Bounding box entries

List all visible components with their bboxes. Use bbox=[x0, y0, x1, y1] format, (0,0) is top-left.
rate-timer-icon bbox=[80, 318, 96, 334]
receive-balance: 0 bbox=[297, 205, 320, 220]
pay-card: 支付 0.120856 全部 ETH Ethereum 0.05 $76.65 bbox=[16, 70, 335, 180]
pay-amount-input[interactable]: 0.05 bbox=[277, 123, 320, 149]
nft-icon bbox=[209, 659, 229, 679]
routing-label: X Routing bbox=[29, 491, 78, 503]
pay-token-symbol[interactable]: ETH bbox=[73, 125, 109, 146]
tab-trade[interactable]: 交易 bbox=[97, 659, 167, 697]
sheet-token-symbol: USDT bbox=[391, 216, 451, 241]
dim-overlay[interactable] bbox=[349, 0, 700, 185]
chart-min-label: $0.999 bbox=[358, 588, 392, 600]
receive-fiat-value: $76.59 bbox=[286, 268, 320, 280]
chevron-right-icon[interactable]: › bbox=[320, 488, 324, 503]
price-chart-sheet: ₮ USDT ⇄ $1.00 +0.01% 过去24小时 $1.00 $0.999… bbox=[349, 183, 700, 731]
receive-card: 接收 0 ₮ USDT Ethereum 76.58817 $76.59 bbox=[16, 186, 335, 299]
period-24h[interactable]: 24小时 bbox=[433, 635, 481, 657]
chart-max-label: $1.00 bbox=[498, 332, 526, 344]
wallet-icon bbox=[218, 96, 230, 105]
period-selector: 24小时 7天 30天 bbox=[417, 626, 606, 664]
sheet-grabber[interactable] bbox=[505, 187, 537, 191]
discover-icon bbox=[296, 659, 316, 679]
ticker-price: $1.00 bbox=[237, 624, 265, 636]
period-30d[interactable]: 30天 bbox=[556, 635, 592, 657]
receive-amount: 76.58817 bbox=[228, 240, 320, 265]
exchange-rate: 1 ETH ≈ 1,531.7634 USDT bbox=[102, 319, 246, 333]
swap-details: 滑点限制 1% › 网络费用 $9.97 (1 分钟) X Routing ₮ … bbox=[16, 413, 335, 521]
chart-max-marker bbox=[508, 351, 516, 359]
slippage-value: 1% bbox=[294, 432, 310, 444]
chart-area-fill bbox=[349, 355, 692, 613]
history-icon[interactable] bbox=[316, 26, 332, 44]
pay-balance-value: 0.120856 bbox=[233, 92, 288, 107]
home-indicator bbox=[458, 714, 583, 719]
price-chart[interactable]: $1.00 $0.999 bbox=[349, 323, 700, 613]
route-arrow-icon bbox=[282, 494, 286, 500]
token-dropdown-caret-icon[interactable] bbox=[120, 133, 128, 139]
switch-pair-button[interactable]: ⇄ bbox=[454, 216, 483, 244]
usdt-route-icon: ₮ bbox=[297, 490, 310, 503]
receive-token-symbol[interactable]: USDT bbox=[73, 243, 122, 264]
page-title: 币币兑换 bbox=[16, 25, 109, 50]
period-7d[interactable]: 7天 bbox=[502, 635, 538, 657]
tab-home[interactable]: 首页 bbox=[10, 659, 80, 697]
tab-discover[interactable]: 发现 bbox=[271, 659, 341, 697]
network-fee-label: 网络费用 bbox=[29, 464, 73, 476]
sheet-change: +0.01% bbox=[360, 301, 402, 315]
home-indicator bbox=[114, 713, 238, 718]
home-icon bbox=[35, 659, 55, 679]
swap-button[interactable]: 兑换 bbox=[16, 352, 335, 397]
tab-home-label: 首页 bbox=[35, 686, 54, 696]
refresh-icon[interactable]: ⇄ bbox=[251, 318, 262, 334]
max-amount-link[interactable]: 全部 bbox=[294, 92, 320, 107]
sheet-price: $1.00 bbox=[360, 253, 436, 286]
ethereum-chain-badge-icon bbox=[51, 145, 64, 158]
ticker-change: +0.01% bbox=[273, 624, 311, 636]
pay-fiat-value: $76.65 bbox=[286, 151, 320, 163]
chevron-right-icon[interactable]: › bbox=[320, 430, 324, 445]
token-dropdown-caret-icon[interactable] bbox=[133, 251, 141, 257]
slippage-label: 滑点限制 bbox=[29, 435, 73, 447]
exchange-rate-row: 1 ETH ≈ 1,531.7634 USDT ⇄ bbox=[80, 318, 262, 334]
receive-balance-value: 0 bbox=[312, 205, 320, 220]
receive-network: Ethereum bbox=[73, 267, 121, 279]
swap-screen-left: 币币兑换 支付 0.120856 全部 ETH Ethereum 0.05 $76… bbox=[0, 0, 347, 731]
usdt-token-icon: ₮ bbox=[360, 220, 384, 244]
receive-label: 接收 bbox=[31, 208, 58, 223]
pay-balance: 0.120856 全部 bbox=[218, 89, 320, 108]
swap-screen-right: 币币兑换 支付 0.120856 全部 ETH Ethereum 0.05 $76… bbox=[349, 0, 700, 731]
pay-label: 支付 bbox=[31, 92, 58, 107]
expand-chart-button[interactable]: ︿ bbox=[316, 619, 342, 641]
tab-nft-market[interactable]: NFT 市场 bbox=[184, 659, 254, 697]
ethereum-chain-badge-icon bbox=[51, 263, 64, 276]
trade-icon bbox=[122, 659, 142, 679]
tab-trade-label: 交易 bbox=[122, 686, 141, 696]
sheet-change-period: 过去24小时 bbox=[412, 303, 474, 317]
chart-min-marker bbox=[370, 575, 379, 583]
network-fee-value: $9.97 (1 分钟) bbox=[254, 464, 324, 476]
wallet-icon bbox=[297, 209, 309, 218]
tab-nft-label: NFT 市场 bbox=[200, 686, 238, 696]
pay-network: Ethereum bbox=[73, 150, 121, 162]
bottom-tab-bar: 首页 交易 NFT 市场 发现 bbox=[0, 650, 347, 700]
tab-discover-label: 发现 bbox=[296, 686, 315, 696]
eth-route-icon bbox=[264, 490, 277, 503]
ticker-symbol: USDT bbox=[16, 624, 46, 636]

• _Task instructions_: Copy every one of the entries above, line for line, with no changes.

• _Full output_:
List all visible components with their bboxes. Use bbox=[x0, y0, x1, y1] format, (0,0) is top-left.
rate-timer-icon bbox=[80, 318, 96, 334]
receive-balance: 0 bbox=[297, 205, 320, 220]
pay-card: 支付 0.120856 全部 ETH Ethereum 0.05 $76.65 bbox=[16, 70, 335, 180]
pay-amount-input[interactable]: 0.05 bbox=[277, 123, 320, 149]
nft-icon bbox=[209, 659, 229, 679]
routing-label: X Routing bbox=[29, 491, 78, 503]
pay-token-symbol[interactable]: ETH bbox=[73, 125, 109, 146]
tab-trade[interactable]: 交易 bbox=[97, 659, 167, 697]
sheet-token-symbol: USDT bbox=[391, 216, 451, 241]
dim-overlay[interactable] bbox=[349, 0, 700, 185]
chart-min-label: $0.999 bbox=[358, 588, 392, 600]
receive-fiat-value: $76.59 bbox=[286, 268, 320, 280]
chevron-right-icon[interactable]: › bbox=[320, 488, 324, 503]
price-chart-sheet: ₮ USDT ⇄ $1.00 +0.01% 过去24小时 $1.00 $0.999… bbox=[349, 183, 700, 731]
receive-card: 接收 0 ₮ USDT Ethereum 76.58817 $76.59 bbox=[16, 186, 335, 299]
period-24h[interactable]: 24小时 bbox=[433, 635, 481, 657]
chart-max-label: $1.00 bbox=[498, 332, 526, 344]
wallet-icon bbox=[218, 96, 230, 105]
period-selector: 24小时 7天 30天 bbox=[417, 626, 606, 664]
sheet-grabber[interactable] bbox=[505, 187, 537, 191]
discover-icon bbox=[296, 659, 316, 679]
ticker-price: $1.00 bbox=[237, 624, 265, 636]
period-30d[interactable]: 30天 bbox=[556, 635, 592, 657]
receive-amount: 76.58817 bbox=[228, 240, 320, 265]
exchange-rate: 1 ETH ≈ 1,531.7634 USDT bbox=[102, 319, 246, 333]
swap-details: 滑点限制 1% › 网络费用 $9.97 (1 分钟) X Routing ₮ … bbox=[16, 413, 335, 521]
chart-max-marker bbox=[508, 351, 516, 359]
slippage-value: 1% bbox=[294, 432, 310, 444]
chart-area-fill bbox=[349, 355, 692, 613]
history-icon[interactable] bbox=[316, 26, 332, 44]
pay-balance-value: 0.120856 bbox=[233, 92, 288, 107]
home-indicator bbox=[458, 714, 583, 719]
price-chart[interactable]: $1.00 $0.999 bbox=[349, 323, 700, 613]
route-arrow-icon bbox=[282, 494, 286, 500]
token-dropdown-caret-icon[interactable] bbox=[120, 133, 128, 139]
switch-pair-button[interactable]: ⇄ bbox=[454, 216, 483, 244]
usdt-route-icon: ₮ bbox=[297, 490, 310, 503]
receive-token-symbol[interactable]: USDT bbox=[73, 243, 122, 264]
page-title: 币币兑换 bbox=[16, 25, 109, 50]
period-7d[interactable]: 7天 bbox=[502, 635, 538, 657]
tab-home[interactable]: 首页 bbox=[10, 659, 80, 697]
tab-discover[interactable]: 发现 bbox=[271, 659, 341, 697]
network-fee-label: 网络费用 bbox=[29, 464, 73, 476]
sheet-change: +0.01% bbox=[360, 301, 402, 315]
home-indicator bbox=[114, 713, 238, 718]
home-icon bbox=[35, 659, 55, 679]
swap-button[interactable]: 兑换 bbox=[16, 352, 335, 397]
tab-home-label: 首页 bbox=[35, 686, 54, 696]
refresh-icon[interactable]: ⇄ bbox=[251, 318, 262, 334]
max-amount-link[interactable]: 全部 bbox=[294, 92, 320, 107]
sheet-price: $1.00 bbox=[360, 253, 436, 286]
ethereum-chain-badge-icon bbox=[51, 145, 64, 158]
ticker-change: +0.01% bbox=[273, 624, 311, 636]
pay-fiat-value: $76.65 bbox=[286, 151, 320, 163]
chevron-right-icon[interactable]: › bbox=[320, 430, 324, 445]
token-dropdown-caret-icon[interactable] bbox=[133, 251, 141, 257]
slippage-label: 滑点限制 bbox=[29, 435, 73, 447]
exchange-rate-row: 1 ETH ≈ 1,531.7634 USDT ⇄ bbox=[80, 318, 262, 334]
receive-balance-value: 0 bbox=[312, 205, 320, 220]
receive-network: Ethereum bbox=[73, 267, 121, 279]
swap-screen-left: 币币兑换 支付 0.120856 全部 ETH Ethereum 0.05 $76… bbox=[0, 0, 347, 731]
usdt-token-icon: ₮ bbox=[360, 220, 384, 244]
receive-label: 接收 bbox=[31, 208, 58, 223]
pay-balance: 0.120856 全部 bbox=[218, 89, 320, 108]
swap-screen-right: 币币兑换 支付 0.120856 全部 ETH Ethereum 0.05 $76… bbox=[349, 0, 700, 731]
pay-label: 支付 bbox=[31, 92, 58, 107]
expand-chart-button[interactable]: ︿ bbox=[316, 619, 342, 641]
tab-nft-market[interactable]: NFT 市场 bbox=[184, 659, 254, 697]
ethereum-chain-badge-icon bbox=[51, 263, 64, 276]
trade-icon bbox=[122, 659, 142, 679]
tab-trade-label: 交易 bbox=[122, 686, 141, 696]
sheet-change-period: 过去24小时 bbox=[412, 303, 474, 317]
chart-min-marker bbox=[370, 575, 379, 583]
network-fee-value: $9.97 (1 分钟) bbox=[254, 464, 324, 476]
wallet-icon bbox=[297, 209, 309, 218]
tab-nft-label: NFT 市场 bbox=[200, 686, 238, 696]
pay-network: Ethereum bbox=[73, 150, 121, 162]
bottom-tab-bar: 首页 交易 NFT 市场 发现 bbox=[0, 650, 347, 700]
tab-discover-label: 发现 bbox=[296, 686, 315, 696]
eth-route-icon bbox=[264, 490, 277, 503]
ticker-symbol: USDT bbox=[16, 624, 46, 636]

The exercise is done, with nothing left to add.